● Job:
Look for "以下简称" in each line of the entries, and return the matching lines.

● Listed records:
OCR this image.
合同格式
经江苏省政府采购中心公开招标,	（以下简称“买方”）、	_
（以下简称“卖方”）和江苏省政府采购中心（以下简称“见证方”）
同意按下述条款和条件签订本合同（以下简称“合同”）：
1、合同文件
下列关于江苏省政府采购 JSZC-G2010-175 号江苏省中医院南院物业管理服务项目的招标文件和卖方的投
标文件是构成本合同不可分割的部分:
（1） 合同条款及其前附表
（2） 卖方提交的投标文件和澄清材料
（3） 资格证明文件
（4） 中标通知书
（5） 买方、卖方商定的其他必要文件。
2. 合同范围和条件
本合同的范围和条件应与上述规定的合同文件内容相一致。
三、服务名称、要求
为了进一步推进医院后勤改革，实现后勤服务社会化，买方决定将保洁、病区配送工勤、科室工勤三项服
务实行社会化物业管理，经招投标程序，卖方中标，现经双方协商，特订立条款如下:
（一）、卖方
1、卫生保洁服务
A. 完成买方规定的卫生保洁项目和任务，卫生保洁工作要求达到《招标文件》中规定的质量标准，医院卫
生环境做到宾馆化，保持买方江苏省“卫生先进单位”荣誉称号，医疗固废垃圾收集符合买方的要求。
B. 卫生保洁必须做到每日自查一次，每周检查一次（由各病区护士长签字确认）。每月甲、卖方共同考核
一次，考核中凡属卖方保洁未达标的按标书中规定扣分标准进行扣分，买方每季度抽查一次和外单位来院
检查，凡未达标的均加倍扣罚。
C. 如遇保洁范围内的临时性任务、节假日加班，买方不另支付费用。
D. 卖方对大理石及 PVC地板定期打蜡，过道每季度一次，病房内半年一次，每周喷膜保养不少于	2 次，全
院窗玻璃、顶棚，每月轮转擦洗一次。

● The response:
经江苏省政府采购中心公开招标,	（以下简称“买方”）、	_
（以下简称“卖方”）和江苏省政府采购中心（以下简称“见证方”）
同意按下述条款和条件签订本合同（以下简称“合同”）：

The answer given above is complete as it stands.